Reproduce the whole listing, character for character.

* Data excerpts *
%%

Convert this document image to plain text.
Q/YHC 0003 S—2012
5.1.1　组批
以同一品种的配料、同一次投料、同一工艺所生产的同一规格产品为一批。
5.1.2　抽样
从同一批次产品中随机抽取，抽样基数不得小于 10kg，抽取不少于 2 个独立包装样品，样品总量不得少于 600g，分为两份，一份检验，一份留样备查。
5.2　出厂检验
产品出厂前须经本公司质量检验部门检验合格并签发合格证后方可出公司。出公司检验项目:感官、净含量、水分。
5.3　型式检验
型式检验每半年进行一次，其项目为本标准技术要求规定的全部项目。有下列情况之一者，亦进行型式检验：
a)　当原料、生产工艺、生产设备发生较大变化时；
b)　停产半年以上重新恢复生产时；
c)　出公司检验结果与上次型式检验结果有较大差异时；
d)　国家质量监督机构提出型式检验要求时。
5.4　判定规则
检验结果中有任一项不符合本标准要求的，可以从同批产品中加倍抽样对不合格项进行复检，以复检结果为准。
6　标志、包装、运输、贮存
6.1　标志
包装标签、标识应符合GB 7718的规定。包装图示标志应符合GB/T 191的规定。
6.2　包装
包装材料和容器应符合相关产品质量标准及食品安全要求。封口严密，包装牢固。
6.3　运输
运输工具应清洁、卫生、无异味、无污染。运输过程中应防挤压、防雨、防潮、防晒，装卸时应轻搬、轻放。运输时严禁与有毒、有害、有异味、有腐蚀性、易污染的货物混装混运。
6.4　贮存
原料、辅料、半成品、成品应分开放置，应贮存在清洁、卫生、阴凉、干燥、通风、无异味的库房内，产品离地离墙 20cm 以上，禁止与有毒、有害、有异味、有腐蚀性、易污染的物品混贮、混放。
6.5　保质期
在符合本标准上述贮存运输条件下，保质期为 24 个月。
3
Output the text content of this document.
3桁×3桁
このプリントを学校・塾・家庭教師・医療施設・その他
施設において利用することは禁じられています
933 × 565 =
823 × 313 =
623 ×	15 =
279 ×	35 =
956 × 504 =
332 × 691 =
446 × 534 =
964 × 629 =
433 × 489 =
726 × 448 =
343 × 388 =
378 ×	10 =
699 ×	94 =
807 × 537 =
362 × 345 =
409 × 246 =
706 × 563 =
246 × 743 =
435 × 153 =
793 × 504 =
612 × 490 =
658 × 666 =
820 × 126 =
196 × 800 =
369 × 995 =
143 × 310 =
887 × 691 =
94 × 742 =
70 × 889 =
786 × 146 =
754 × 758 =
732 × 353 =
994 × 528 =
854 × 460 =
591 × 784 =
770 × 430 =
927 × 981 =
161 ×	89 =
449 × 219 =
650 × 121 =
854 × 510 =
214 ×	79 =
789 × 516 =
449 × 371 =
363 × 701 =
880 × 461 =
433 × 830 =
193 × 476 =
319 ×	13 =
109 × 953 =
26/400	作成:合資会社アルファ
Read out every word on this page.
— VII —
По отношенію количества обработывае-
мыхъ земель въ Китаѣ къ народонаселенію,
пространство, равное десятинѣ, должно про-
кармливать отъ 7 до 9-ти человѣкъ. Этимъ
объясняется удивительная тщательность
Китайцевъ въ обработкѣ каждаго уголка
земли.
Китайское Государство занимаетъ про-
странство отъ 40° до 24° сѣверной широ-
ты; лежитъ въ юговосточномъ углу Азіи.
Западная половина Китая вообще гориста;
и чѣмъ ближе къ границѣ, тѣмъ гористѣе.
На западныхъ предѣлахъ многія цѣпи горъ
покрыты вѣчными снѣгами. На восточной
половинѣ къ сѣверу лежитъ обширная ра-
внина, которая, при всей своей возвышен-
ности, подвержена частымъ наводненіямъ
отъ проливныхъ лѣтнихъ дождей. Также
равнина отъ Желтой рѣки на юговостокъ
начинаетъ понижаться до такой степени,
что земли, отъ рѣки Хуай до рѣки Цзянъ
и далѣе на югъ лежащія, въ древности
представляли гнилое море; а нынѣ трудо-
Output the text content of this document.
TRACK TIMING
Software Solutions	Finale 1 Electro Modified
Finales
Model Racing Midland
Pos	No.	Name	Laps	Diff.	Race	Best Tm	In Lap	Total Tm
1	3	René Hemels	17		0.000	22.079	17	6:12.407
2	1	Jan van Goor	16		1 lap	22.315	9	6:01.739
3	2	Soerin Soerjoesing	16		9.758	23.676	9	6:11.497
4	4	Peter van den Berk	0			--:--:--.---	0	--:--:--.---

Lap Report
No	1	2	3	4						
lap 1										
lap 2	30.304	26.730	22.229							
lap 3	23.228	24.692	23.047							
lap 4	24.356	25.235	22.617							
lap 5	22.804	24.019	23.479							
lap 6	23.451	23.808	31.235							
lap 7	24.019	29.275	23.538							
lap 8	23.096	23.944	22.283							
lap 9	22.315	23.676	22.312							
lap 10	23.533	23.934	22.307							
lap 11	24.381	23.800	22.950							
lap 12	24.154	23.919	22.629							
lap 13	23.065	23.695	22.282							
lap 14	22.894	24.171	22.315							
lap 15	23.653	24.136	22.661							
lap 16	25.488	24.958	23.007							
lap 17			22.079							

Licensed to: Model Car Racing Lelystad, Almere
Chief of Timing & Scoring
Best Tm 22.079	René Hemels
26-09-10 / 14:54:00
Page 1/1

%%

* Finished task *
Convert this document image to plain text.
Q/YHC 0003 S—2012
5.1.1　组批
以同一品种的配料、同一次投料、同一工艺所生产的同一规格产品为一批。
5.1.2　抽样
从同一批次产品中随机抽取，抽样基数不得小于 10kg，抽取不少于 2 个独立包装样品，样品总量不得少于 600g，分为两份，一份检验，一份留样备查。
5.2　出厂检验
产品出厂前须经本公司质量检验部门检验合格并签发合格证后方可出公司。出公司检验项目:感官、净含量、水分。
5.3　型式检验
型式检验每半年进行一次，其项目为本标准技术要求规定的全部项目。有下列情况之一者，亦进行型式检验：
a)　当原料、生产工艺、生产设备发生较大变化时；
b)　停产半年以上重新恢复生产时；
c)　出公司检验结果与上次型式检验结果有较大差异时；
d)　国家质量监督机构提出型式检验要求时。
5.4　判定规则
检验结果中有任一项不符合本标准要求的，可以从同批产品中加倍抽样对不合格项进行复检，以复检结果为准。
6　标志、包装、运输、贮存
6.1　标志
包装标签、标识应符合GB 7718的规定。包装图示标志应符合GB/T 191的规定。
6.2　包装
包装材料和容器应符合相关产品质量标准及食品安全要求。封口严密，包装牢固。
6.3　运输
运输工具应清洁、卫生、无异味、无污染。运输过程中应防挤压、防雨、防潮、防晒，装卸时应轻搬、轻放。运输时严禁与有毒、有害、有异味、有腐蚀性、易污染的货物混装混运。
6.4　贮存
原料、辅料、半成品、成品应分开放置，应贮存在清洁、卫生、阴凉、干燥、通风、无异味的库房内，产品离地离墙 20cm 以上，禁止与有毒、有害、有异味、有腐蚀性、易污染的物品混贮、混放。
6.5　保质期
在符合本标准上述贮存运输条件下，保质期为 24 个月。
3
Output the text content of this document.
3桁×3桁
このプリントを学校・塾・家庭教師・医療施設・その他
施設において利用することは禁じられています
933 × 565 =
823 × 313 =
623 ×	15 =
279 ×	35 =
956 × 504 =
332 × 691 =
446 × 534 =
964 × 629 =
433 × 489 =
726 × 448 =
343 × 388 =
378 ×	10 =
699 ×	94 =
807 × 537 =
362 × 345 =
409 × 246 =
706 × 563 =
246 × 743 =
435 × 153 =
793 × 504 =
612 × 490 =
658 × 666 =
820 × 126 =
196 × 800 =
369 × 995 =
143 × 310 =
887 × 691 =
94 × 742 =
70 × 889 =
786 × 146 =
754 × 758 =
732 × 353 =
994 × 528 =
854 × 460 =
591 × 784 =
770 × 430 =
927 × 981 =
161 ×	89 =
449 × 219 =
650 × 121 =
854 × 510 =
214 ×	79 =
789 × 516 =
449 × 371 =
363 × 701 =
880 × 461 =
433 × 830 =
193 × 476 =
319 ×	13 =
109 × 953 =
26/400	作成:合資会社アルファ
Read out every word on this page.
— VII —
По отношенію количества обработывае-
мыхъ земель въ Китаѣ къ народонаселенію,
пространство, равное десятинѣ, должно про-
кармливать отъ 7 до 9-ти человѣкъ. Этимъ
объясняется удивительная тщательность
Китайцевъ въ обработкѣ каждаго уголка
земли.
Китайское Государство занимаетъ про-
странство отъ 40° до 24° сѣверной широ-
ты; лежитъ въ юговосточномъ углу Азіи.
Западная половина Китая вообще гориста;
и чѣмъ ближе къ границѣ, тѣмъ гористѣе.
На западныхъ предѣлахъ многія цѣпи горъ
покрыты вѣчными снѣгами. На восточной
половинѣ къ сѣверу лежитъ обширная ра-
внина, которая, при всей своей возвышен-
ности, подвержена частымъ наводненіямъ
отъ проливныхъ лѣтнихъ дождей. Также
равнина отъ Желтой рѣки на юговостокъ
начинаетъ понижаться до такой степени,
что земли, отъ рѣки Хуай до рѣки Цзянъ
и далѣе на югъ лежащія, въ древности
представляли гнилое море; а нынѣ трудо-
Output the text content of this document.
TRACK TIMING
Software Solutions	Finale 1 Electro Modified
Finales
Model Racing Midland
Pos	No.	Name	Laps	Diff.	Race	Best Tm	In Lap	Total Tm
1	3	René Hemels	17		0.000	22.079	17	6:12.407
2	1	Jan van Goor	16		1 lap	22.315	9	6:01.739
3	2	Soerin Soerjoesing	16		9.758	23.676	9	6:11.497
4	4	Peter van den Berk	0			--:--:--.---	0	--:--:--.---

Lap Report
No	1	2	3	4						
lap 1										
lap 2	30.304	26.730	22.229							
lap 3	23.228	24.692	23.047							
lap 4	24.356	25.235	22.617							
lap 5	22.804	24.019	23.479							
lap 6	23.451	23.808	31.235							
lap 7	24.019	29.275	23.538							
lap 8	23.096	23.944	22.283							
lap 9	22.315	23.676	22.312							
lap 10	23.533	23.934	22.307							
lap 11	24.381	23.800	22.950							
lap 12	24.154	23.919	22.629							
lap 13	23.065	23.695	22.282							
lap 14	22.894	24.171	22.315							
lap 15	23.653	24.136	22.661							
lap 16	25.488	24.958	23.007							
lap 17			22.079							

Licensed to: Model Car Racing Lelystad, Almere
Chief of Timing & Scoring
Best Tm 22.079	René Hemels
26-09-10 / 14:54:00
Page 1/1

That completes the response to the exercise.